- **TASK INSTRUCTIONS**:
Locate each line with the string "마포본점" in the listing below and copy it.

- **DATA EXCERPTS**:
+ + + + +

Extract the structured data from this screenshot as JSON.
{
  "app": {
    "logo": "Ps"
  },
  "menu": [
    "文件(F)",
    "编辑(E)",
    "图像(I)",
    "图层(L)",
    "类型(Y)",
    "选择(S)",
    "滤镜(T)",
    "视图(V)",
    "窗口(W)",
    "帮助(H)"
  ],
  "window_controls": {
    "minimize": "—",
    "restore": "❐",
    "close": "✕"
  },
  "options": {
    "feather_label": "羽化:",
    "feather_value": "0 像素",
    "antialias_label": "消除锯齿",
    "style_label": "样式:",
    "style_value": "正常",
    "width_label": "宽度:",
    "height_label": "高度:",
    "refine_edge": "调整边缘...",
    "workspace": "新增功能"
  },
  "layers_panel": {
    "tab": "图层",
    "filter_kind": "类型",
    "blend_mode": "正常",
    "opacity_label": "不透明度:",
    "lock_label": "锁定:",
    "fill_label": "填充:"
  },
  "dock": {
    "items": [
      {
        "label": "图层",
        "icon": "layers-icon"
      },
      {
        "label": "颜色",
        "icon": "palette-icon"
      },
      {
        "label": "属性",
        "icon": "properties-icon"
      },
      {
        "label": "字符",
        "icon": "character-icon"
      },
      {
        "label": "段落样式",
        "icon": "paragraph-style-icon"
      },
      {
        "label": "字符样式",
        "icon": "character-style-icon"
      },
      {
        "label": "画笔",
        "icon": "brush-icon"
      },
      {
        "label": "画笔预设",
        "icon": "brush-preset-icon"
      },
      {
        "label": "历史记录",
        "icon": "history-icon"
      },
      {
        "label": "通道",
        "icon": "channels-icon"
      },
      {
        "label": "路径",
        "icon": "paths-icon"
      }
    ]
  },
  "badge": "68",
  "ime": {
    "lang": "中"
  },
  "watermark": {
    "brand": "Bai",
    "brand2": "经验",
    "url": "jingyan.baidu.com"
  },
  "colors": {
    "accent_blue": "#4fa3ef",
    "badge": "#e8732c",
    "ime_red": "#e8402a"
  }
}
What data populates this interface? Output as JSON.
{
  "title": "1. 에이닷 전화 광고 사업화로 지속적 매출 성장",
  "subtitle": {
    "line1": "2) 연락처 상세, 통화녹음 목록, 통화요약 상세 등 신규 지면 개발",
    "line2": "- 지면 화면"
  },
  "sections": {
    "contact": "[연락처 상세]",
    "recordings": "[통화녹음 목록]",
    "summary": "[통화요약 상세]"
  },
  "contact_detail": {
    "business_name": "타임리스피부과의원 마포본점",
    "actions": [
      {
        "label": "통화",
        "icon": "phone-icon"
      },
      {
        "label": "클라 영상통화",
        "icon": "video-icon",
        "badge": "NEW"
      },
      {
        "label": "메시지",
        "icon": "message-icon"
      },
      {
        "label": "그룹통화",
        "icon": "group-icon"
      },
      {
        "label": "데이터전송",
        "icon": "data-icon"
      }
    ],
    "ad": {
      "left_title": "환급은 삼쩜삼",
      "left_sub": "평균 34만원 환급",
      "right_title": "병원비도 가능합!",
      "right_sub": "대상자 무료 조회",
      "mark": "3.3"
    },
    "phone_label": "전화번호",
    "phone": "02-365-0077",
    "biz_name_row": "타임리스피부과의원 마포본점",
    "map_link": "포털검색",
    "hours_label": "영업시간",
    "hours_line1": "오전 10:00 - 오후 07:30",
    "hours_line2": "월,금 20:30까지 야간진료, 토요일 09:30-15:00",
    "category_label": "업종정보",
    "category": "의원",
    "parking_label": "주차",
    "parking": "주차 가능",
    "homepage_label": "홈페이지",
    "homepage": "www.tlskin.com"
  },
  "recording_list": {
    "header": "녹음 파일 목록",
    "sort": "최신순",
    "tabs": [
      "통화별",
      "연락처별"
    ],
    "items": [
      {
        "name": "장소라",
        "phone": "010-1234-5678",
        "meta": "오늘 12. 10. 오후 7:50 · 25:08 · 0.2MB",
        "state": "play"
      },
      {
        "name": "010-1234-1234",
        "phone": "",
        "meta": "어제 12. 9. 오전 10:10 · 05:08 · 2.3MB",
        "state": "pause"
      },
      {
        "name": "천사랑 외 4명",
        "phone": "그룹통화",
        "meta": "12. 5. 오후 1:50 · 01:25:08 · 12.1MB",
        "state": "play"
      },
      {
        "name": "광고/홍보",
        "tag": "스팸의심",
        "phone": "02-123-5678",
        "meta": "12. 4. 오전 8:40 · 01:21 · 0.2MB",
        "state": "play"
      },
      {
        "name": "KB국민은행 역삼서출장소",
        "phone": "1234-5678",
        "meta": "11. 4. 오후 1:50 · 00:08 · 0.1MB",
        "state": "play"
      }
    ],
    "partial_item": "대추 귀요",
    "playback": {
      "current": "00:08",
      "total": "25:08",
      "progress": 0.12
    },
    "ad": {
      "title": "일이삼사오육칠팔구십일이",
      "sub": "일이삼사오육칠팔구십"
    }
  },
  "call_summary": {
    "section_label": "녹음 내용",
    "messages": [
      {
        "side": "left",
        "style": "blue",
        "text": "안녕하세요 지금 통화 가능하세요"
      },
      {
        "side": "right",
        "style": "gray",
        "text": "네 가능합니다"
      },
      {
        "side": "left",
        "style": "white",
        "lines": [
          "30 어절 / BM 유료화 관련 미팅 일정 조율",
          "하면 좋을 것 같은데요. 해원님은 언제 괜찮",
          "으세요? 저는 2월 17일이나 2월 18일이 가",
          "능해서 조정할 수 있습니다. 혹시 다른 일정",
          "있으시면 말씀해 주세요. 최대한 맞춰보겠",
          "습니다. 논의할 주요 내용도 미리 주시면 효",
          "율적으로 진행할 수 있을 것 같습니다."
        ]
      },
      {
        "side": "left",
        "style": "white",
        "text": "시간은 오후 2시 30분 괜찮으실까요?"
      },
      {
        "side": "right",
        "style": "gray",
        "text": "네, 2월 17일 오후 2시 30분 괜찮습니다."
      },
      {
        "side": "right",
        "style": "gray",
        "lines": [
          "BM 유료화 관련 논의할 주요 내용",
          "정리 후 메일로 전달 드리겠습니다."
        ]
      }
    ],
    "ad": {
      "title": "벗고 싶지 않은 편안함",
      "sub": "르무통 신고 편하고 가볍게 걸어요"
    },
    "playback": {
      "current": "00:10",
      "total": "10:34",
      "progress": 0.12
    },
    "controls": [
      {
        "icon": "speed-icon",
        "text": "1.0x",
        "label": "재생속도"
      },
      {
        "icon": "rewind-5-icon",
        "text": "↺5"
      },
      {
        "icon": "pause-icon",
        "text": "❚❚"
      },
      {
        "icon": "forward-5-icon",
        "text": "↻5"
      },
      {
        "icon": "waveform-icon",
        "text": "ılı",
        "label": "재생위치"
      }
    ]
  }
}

+ + + + +

- **SOLUTION TO THIS TASK**:
    "business_name": "타임리스피부과의원 마포본점",
    "biz_name_row": "타임리스피부과의원 마포본점",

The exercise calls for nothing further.